* _WHAT THE EXERCISE ASKS_
Set down every entry word for word. Omit the pictures.

[Saved data entries]
——

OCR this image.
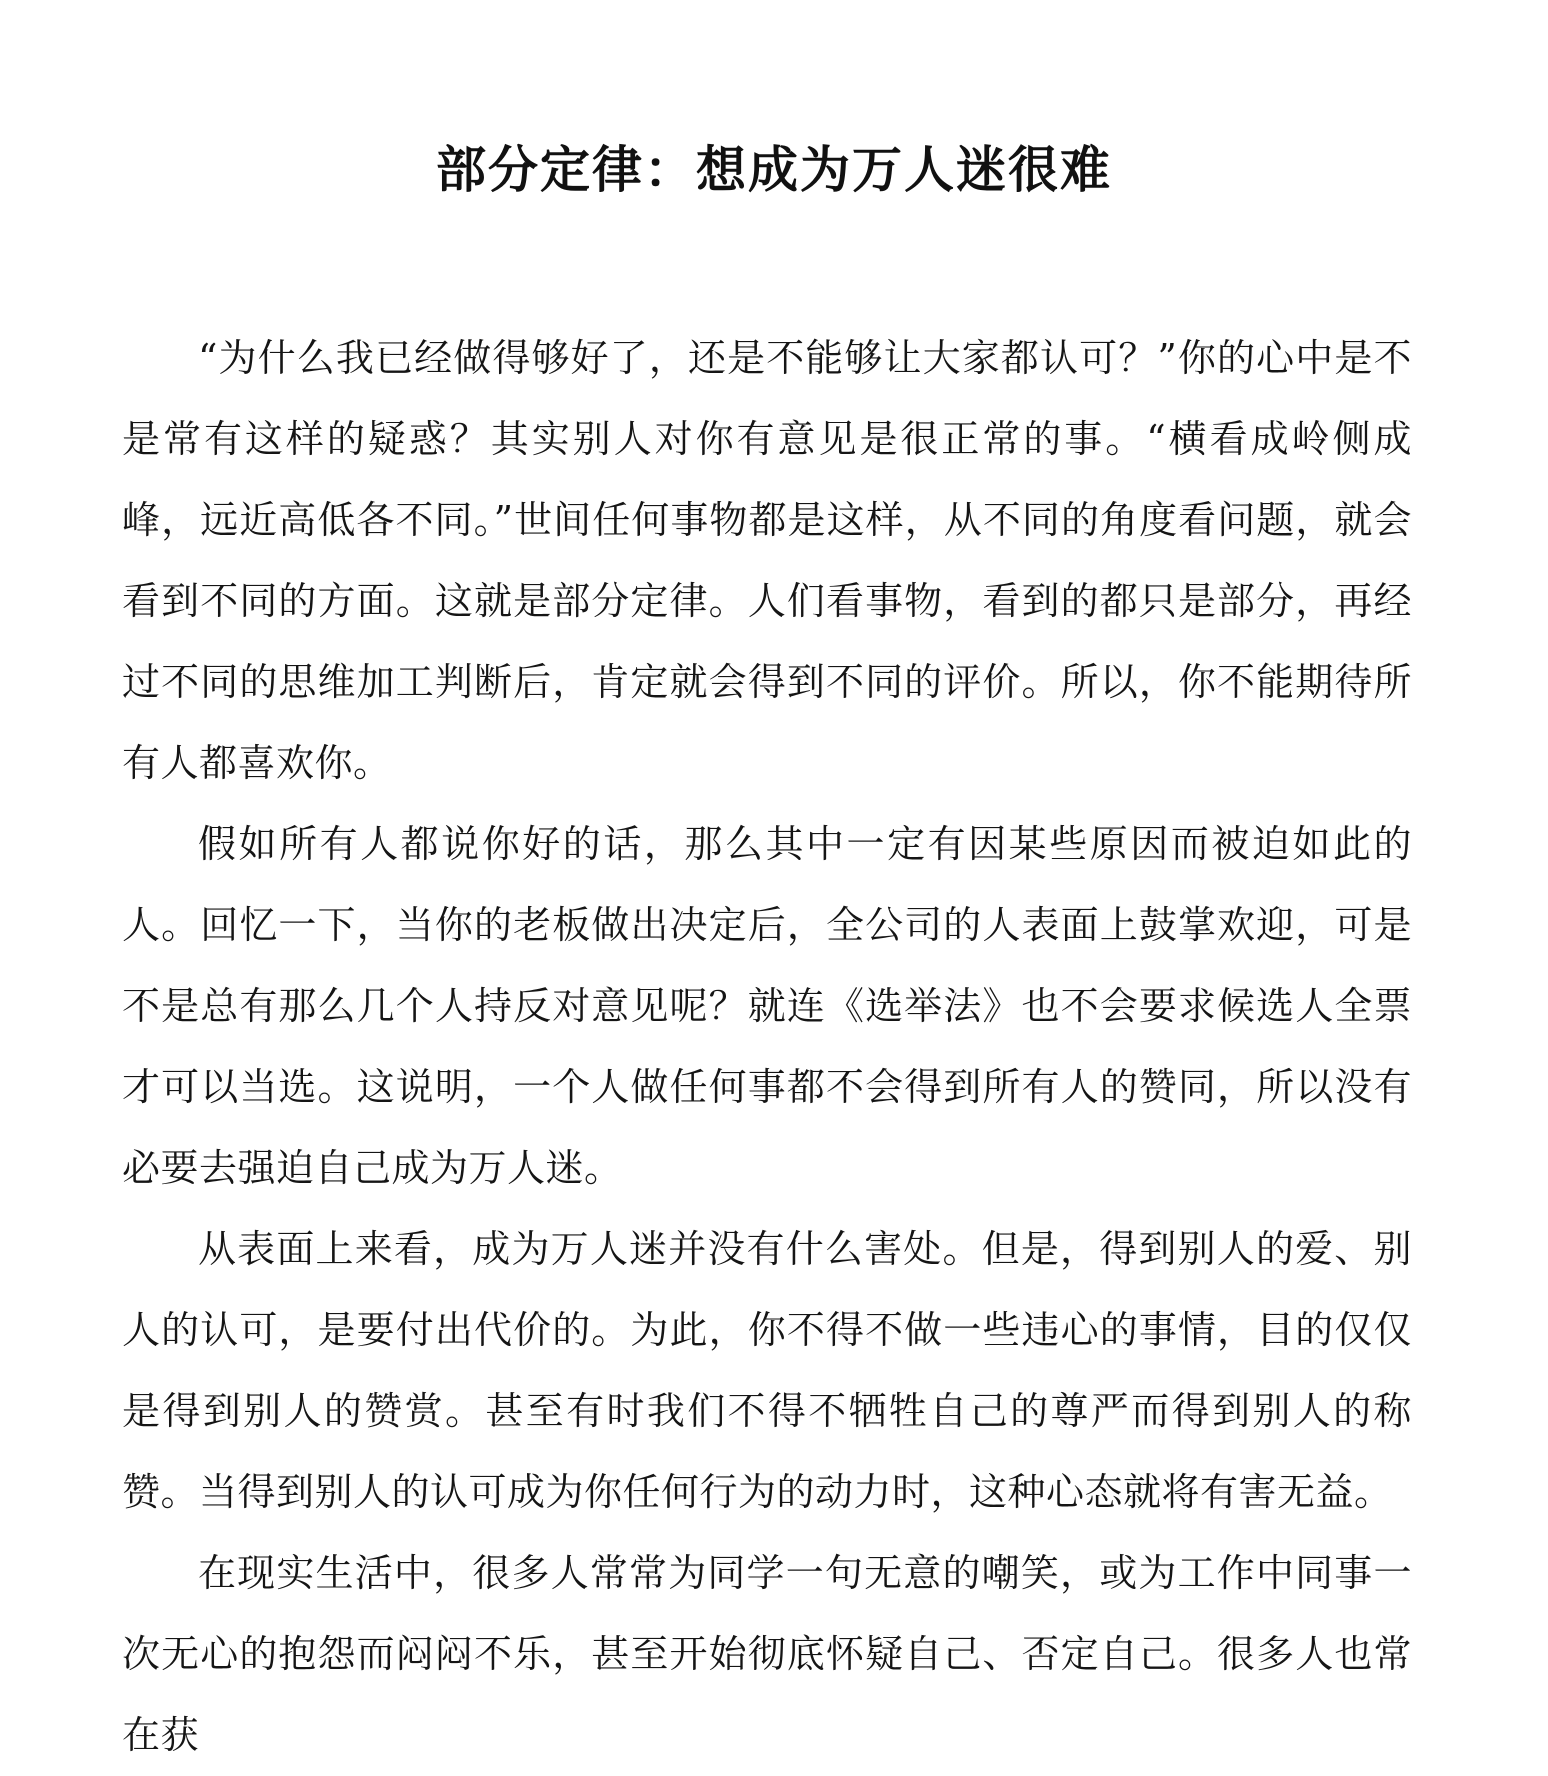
部分定律：想成为万人迷很难

“为什么我已经做得够好了，还是不能够让大家都认可？”你的心中是不是常有这样的疑惑？其实别人对你有意见是很正常的事。“横看成岭侧成峰，远近高低各不同。”世间任何事物都是这样，从不同的角度看问题，就会看到不同的方面。这就是部分定律。人们看事物，看到的都只是部分，再经过不同的思维加工判断后，肯定就会得到不同的评价。所以，你不能期待所有人都喜欢你。

假如所有人都说你好的话，那么其中一定有因某些原因而被迫如此的人。回忆一下，当你的老板做出决定后，全公司的人表面上鼓掌欢迎，可是不是总有那么几个人持反对意见呢？就连《选举法》也不会要求候选人全票才可以当选。这说明，一个人做任何事都不会得到所有人的赞同，所以没有必要去强迫自己成为万人迷。

从表面上来看，成为万人迷并没有什么害处。但是，得到别人的爱、别人的认可，是要付出代价的。为此，你不得不做一些违心的事情，目的仅仅是得到别人的赞赏。甚至有时我们不得不牺牲自己的尊严而得到别人的称赞。当得到别人的认可成为你任何行为的动力时，这种心态就将有害无益。

在现实生活中，很多人常常为同学一句无意的嘲笑，或为工作中同事一次无心的抱怨而闷闷不乐，甚至开始彻底怀疑自己、否定自己。很多人也常在获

——

* _WRITTEN REPLY_
OCR this image.
部分定律：想成为万人迷很难

“为什么我已经做得够好了，还是不能够让大家都认可？”你的心中是不是常有这样的疑惑？其实别人对你有意见是很正常的事。“横看成岭侧成峰，远近高低各不同。”世间任何事物都是这样，从不同的角度看问题，就会看到不同的方面。这就是部分定律。人们看事物，看到的都只是部分，再经过不同的思维加工判断后，肯定就会得到不同的评价。所以，你不能期待所有人都喜欢你。

假如所有人都说你好的话，那么其中一定有因某些原因而被迫如此的人。回忆一下，当你的老板做出决定后，全公司的人表面上鼓掌欢迎，可是不是总有那么几个人持反对意见呢？就连《选举法》也不会要求候选人全票才可以当选。这说明，一个人做任何事都不会得到所有人的赞同，所以没有必要去强迫自己成为万人迷。

从表面上来看，成为万人迷并没有什么害处。但是，得到别人的爱、别人的认可，是要付出代价的。为此，你不得不做一些违心的事情，目的仅仅是得到别人的赞赏。甚至有时我们不得不牺牲自己的尊严而得到别人的称赞。当得到别人的认可成为你任何行为的动力时，这种心态就将有害无益。

在现实生活中，很多人常常为同学一句无意的嘲笑，或为工作中同事一次无心的抱怨而闷闷不乐，甚至开始彻底怀疑自己、否定自己。很多人也常在获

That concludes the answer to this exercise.